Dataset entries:
+ + + + + + +
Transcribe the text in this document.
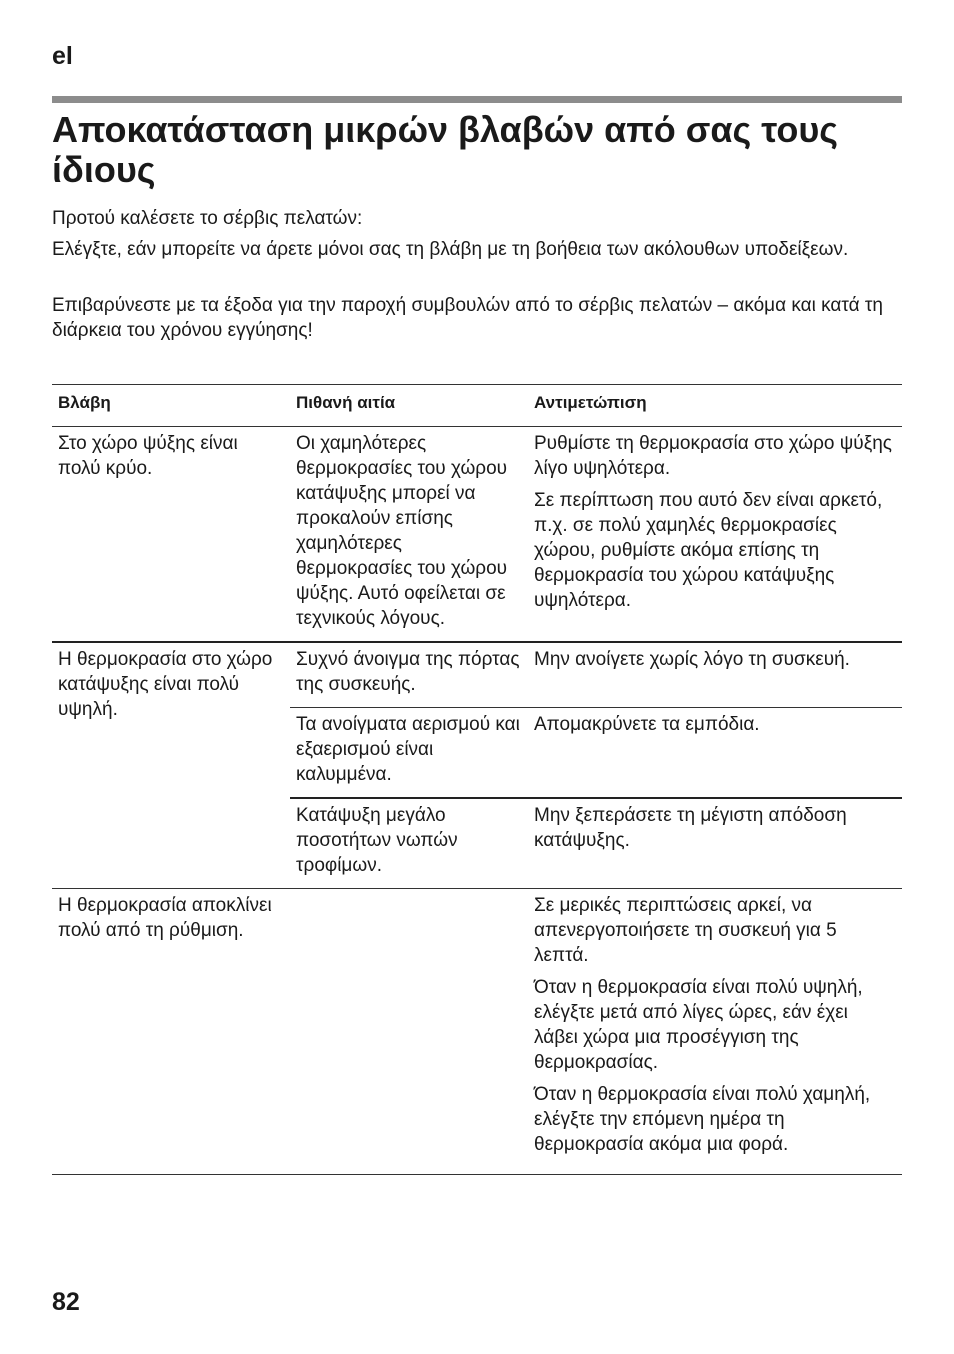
el
Αποκατάσταση μικρών βλαβών από σας τους ίδιους

Προτού καλέσετε το σέρβις πελατών:

Ελέγξτε, εάν μπορείτε να άρετε μόνοι σας τη βλάβη με τη βοήθεια των ακόλουθων υποδείξεων.

Επιβαρύνεστε με τα έξοδα για την παροχή συμβουλών από το σέρβις πελατών – ακόμα και κατά τη διάρκεια του χρόνου εγγύησης!

Βλάβη	Πιθανή αιτία	Αντιμετώπιση
Στο χώρο ψύξης είναι πολύ κρύο.	Οι χαμηλότερες θερμοκρασίες του χώρου κατάψυξης μπορεί να προκαλούν επίσης χαμηλότερες θερμοκρασίες του χώρου ψύξης. Αυτό οφείλεται σε τεχνικούς λόγους.	Ρυθμίστε τη θερμοκρασία στο χώρο ψύξης λίγο υψηλότερα.

Σε περίπτωση που αυτό δεν είναι αρκετό, π.χ. σε πολύ χαμηλές θερμοκρασίες χώρου, ρυθμίστε ακόμα επίσης τη θερμοκρασία του χώρου κατάψυξης υψηλότερα.

Η θερμοκρασία στο χώρο κατάψυξης είναι πολύ υψηλή.	Συχνό άνοιγμα της πόρτας της συσκευής.	Μην ανοίγετε χωρίς λόγο τη συσκευή.

	Τα ανοίγματα αερισμού και εξαερισμού είναι καλυμμένα.	Απομακρύνετε τα εμπόδια.

	Κατάψυξη μεγάλο ποσοτήτων νωπών τροφίμων.	Μην ξεπεράσετε τη μέγιστη απόδοση κατάψυξης.

Η θερμοκρασία αποκλίνει πολύ από τη ρύθμιση.		Σε μερικές περιπτώσεις αρκεί, να απενεργοποιήσετε τη συσκευή για 5 λεπτά.

Όταν η θερμοκρασία είναι πολύ υψηλή, ελέγξτε μετά από λίγες ώρες, εάν έχει λάβει χώρα μια προσέγγιση της θερμοκρασίας.

Όταν η θερμοκρασία είναι πολύ χαμηλή, ελέγξτε την επόμενη ημέρα τη θερμοκρασία ακόμα μια φορά.

82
+ + + + + + +
Objective: Each line in the listing above that contains "πελατών" should be copied.

Response to this exercise:
Προτού καλέσετε το σέρβις πελατών:
Επιβαρύνεστε με τα έξοδα για την παροχή συμβουλών από το σέρβις πελατών – ακόμα και κατά τη διάρκεια του χρόνου εγγύησης!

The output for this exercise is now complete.